— EXERCISE OBJECTIVE —
Word for word, copy all the data and drop the pictures.

Dataset entries
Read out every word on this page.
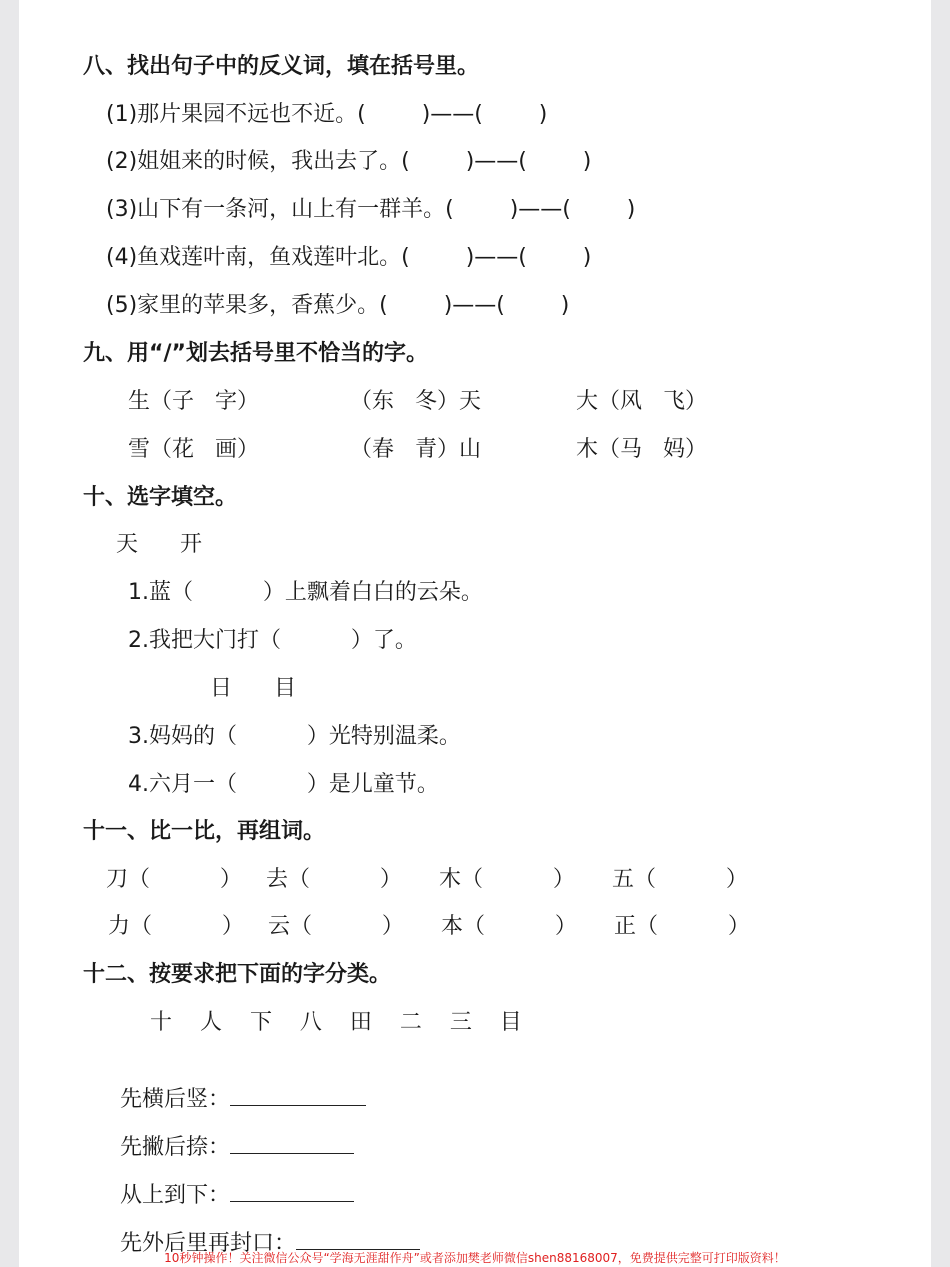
八、找出句子中的反义词，填在括号里。
(1)那片果园不远也不近。(        )——(        )
(2)姐姐来的时候，我出去了。(        )——(        )
(3)山下有一条河，山上有一群羊。(        )——(        )
(4)鱼戏莲叶南，鱼戏莲叶北。(        )——(        )
(5)家里的苹果多，香蕉少。(        )——(        )
九、用“/”划去括号里不恰当的字。
生（子   字）	（东   冬）天	大（风   飞）
雪（花   画）	（春   青）山	木（马   妈）
十、选字填空。
天      开
1.蓝（          ）上飘着白白的云朵。
2.我把大门打（          ）了。
日      目
3.妈妈的（          ）光特别温柔。
4.六月一（          ）是儿童节。
十一、比一比，再组词。
刀（          ） 去（          ） 木（          ） 五（          ）
力（          ） 云（          ） 本（          ） 正（          ）
十二、按要求把下面的字分类。
十    人    下    八    田    二    三    目

先横后竖：

先撇后捺：

从上到下：

先外后里再封口：

10秒钟操作！关注微信公众号“学海无涯甜作舟”或者添加樊老师微信shen88168007，免费提供完整可打印版资料！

— RESPONSE BELOW —
Read out every word on this page.
八、找出句子中的反义词，填在括号里。
(1)那片果园不远也不近。(        )——(        )
(2)姐姐来的时候，我出去了。(        )——(        )
(3)山下有一条河，山上有一群羊。(        )——(        )
(4)鱼戏莲叶南，鱼戏莲叶北。(        )——(        )
(5)家里的苹果多，香蕉少。(        )——(        )
九、用“/”划去括号里不恰当的字。
生（子   字）	（东   冬）天	大（风   飞）
雪（花   画）	（春   青）山	木（马   妈）
十、选字填空。
天      开
1.蓝（          ）上飘着白白的云朵。
2.我把大门打（          ）了。
日      目
3.妈妈的（          ）光特别温柔。
4.六月一（          ）是儿童节。
十一、比一比，再组词。
刀（          ） 去（          ） 木（          ） 五（          ）
力（          ） 云（          ） 本（          ） 正（          ）
十二、按要求把下面的字分类。
十    人    下    八    田    二    三    目

先横后竖：

先撇后捺：

从上到下：

先外后里再封口：

10秒钟操作！关注微信公众号“学海无涯甜作舟”或者添加樊老师微信shen88168007，免费提供完整可打印版资料！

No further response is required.